Re: [PR] Add Bulk Scorer For ToParentBlockJoinQuery [lucene]

via GitHub Thu, 29 Aug 2024 02:12:38 -0700


jpountz commented on code in PR #13697:
URL: https://github.com/apache/lucene/pull/13697#discussion_r1735760199



##########
lucene/join/src/java/org/apache/lucene/search/join/ToParentBlockJoinQuery.java:
##########
@@ -156,6 +161,15 @@ public Scorer get(long leadCost) throws IOException {
           return new BlockJoinScorer(childScorerSupplier.get(leadCost), 
parents, scoreMode);
         }
 
+        @Override
+        public BulkScorer bulkScorer() throws IOException {
+          final BulkScorer innerBulkScorer = childScorerSupplier.bulkScorer();
+          if (innerBulkScorer == null) {

Review Comment:
   `innerBulkScorer` cannot be `null`, you can skip this check.



##########
lucene/join/src/java/org/apache/lucene/search/join/ToParentBlockJoinQuery.java:
##########
@@ -440,6 +500,83 @@ private String formatScoreExplanation(int matches, int 
start, int end, ScoreMode
     }
   }
 
+  private abstract static class BatchAwareLeafCollector extends 
FilterLeafCollector {
+    public BatchAwareLeafCollector(LeafCollector in) {
+      super(in);
+    }
+
+    public void endBatch(int doc) throws IOException {}
+  }
+
+  private static class BlockJoinBulkScorer extends BulkScorer {
+    private final BulkScorer childBulkScorer;
+    private final ScoreMode scoreMode;
+    private final BitSet parents;
+    private final Score currentParentScore;
+    private Integer currentParent;
+
+    public BlockJoinBulkScorer(BulkScorer childBulkScorer, ScoreMode 
scoreMode, BitSet parents) {
+      this.childBulkScorer = childBulkScorer;
+      this.scoreMode = scoreMode;
+      this.parents = parents;
+      this.currentParentScore = new Score(scoreMode);
+      this.currentParent = null;
+    }
+
+    @Override
+    public int score(LeafCollector collector, Bits acceptDocs, int min, int 
max)

● Brief
Translate into Spanish this sentence from the Lucene pull request review: "`innerBulkScorer` cannot be `null`, you can skip this check."

● Record set
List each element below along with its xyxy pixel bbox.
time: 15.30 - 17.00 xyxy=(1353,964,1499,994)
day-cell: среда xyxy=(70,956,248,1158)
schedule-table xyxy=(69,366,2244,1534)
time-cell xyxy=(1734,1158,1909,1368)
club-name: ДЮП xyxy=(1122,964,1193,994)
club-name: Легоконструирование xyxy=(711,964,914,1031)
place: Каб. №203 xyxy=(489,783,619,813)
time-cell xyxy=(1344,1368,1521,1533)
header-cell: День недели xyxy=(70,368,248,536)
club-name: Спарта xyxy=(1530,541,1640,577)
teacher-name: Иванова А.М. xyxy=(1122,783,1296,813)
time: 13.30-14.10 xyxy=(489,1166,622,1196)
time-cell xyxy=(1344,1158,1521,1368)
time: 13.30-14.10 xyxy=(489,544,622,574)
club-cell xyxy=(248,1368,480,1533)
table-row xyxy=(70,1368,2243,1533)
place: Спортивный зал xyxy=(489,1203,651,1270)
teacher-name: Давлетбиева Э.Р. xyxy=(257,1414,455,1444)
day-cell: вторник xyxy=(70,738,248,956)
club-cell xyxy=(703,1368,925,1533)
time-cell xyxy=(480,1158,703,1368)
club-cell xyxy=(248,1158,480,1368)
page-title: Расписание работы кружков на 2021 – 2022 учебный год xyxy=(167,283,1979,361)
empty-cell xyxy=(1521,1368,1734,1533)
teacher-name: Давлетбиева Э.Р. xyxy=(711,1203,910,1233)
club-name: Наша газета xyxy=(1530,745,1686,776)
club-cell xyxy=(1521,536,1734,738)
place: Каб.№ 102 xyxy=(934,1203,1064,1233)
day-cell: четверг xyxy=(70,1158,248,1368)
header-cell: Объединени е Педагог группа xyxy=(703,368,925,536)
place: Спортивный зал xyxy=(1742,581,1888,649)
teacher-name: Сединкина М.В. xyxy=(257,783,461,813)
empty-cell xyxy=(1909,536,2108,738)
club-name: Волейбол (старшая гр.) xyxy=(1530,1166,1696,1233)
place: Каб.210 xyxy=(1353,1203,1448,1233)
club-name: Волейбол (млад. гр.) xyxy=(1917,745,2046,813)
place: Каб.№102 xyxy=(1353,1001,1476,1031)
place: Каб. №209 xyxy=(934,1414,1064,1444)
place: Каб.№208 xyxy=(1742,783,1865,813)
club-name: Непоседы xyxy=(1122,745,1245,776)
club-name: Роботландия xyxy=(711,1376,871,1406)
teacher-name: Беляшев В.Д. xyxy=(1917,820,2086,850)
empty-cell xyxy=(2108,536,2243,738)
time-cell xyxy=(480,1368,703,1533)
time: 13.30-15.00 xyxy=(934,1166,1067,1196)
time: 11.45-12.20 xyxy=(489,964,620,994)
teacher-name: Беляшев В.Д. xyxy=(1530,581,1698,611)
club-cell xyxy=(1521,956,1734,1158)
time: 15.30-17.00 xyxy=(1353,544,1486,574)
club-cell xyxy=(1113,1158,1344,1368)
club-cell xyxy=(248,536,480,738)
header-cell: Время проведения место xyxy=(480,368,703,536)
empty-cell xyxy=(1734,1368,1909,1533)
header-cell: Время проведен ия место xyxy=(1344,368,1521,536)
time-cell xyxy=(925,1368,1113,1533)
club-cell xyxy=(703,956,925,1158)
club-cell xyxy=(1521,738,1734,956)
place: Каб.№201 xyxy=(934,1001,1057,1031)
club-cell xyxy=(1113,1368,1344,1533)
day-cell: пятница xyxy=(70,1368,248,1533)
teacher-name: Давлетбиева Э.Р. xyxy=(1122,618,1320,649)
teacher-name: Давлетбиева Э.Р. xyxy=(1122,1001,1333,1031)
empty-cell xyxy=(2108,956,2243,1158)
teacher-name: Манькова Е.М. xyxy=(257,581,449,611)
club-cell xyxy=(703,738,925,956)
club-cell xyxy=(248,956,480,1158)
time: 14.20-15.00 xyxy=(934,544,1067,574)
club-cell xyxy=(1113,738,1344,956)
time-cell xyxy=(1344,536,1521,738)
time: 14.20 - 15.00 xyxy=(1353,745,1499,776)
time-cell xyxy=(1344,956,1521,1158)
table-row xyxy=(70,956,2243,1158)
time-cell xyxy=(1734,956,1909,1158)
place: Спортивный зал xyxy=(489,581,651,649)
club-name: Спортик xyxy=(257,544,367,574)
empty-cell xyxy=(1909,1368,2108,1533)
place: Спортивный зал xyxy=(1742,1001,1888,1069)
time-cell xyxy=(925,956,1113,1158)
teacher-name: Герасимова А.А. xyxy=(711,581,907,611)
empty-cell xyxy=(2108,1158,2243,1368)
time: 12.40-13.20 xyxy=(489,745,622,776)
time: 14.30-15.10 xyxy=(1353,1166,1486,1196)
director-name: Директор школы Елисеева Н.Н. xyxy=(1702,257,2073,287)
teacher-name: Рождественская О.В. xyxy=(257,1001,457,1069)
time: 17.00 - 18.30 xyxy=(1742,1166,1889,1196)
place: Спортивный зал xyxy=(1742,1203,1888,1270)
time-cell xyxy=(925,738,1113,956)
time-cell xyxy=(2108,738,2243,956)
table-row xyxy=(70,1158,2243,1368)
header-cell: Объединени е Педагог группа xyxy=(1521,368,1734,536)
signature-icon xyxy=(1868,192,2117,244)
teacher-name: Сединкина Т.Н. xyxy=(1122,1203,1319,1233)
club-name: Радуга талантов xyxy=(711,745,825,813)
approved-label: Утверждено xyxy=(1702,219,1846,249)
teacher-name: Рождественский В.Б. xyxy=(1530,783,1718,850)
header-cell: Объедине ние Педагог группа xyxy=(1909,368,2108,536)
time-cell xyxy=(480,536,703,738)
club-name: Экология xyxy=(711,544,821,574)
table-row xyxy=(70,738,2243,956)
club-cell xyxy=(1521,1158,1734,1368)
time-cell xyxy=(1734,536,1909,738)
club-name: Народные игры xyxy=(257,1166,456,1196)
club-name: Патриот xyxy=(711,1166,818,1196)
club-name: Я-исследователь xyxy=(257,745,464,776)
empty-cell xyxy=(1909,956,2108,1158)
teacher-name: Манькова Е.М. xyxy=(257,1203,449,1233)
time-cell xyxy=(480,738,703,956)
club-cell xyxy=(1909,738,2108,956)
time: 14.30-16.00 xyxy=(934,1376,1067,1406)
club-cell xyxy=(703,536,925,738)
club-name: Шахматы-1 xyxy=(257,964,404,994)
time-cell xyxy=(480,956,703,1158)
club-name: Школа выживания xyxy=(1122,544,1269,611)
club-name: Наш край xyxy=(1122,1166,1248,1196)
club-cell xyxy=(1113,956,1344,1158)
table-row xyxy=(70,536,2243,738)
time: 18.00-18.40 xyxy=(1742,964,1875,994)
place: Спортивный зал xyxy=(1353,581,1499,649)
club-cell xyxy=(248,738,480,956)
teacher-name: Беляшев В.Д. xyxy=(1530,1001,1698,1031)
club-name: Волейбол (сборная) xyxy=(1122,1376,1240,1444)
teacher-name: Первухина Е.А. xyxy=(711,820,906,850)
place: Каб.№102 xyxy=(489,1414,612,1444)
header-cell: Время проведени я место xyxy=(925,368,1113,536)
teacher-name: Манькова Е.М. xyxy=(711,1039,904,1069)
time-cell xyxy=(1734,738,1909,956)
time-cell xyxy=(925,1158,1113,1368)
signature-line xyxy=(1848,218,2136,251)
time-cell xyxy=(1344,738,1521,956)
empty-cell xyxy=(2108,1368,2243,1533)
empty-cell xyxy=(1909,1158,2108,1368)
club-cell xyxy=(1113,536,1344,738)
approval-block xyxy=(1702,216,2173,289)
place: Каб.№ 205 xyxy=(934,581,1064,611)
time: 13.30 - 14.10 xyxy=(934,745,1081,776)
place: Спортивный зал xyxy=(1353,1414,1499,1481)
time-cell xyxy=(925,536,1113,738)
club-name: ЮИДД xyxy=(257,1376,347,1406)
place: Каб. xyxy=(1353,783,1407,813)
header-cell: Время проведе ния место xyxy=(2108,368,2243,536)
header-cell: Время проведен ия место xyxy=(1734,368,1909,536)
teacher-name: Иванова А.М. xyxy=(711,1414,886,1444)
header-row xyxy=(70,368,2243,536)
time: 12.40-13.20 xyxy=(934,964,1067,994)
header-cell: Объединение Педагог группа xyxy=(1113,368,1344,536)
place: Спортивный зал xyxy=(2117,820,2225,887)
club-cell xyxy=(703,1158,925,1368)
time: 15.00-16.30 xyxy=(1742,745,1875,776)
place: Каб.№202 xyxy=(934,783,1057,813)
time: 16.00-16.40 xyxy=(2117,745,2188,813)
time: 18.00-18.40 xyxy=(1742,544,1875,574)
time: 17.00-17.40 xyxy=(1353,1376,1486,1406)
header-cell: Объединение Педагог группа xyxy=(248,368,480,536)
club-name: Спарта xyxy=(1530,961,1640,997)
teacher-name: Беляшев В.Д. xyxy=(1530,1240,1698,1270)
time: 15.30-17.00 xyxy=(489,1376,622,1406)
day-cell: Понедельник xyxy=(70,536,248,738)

● Answer to the problem
`innerBulkScorer` no puede ser `null`, puedes omitir esta comprobación.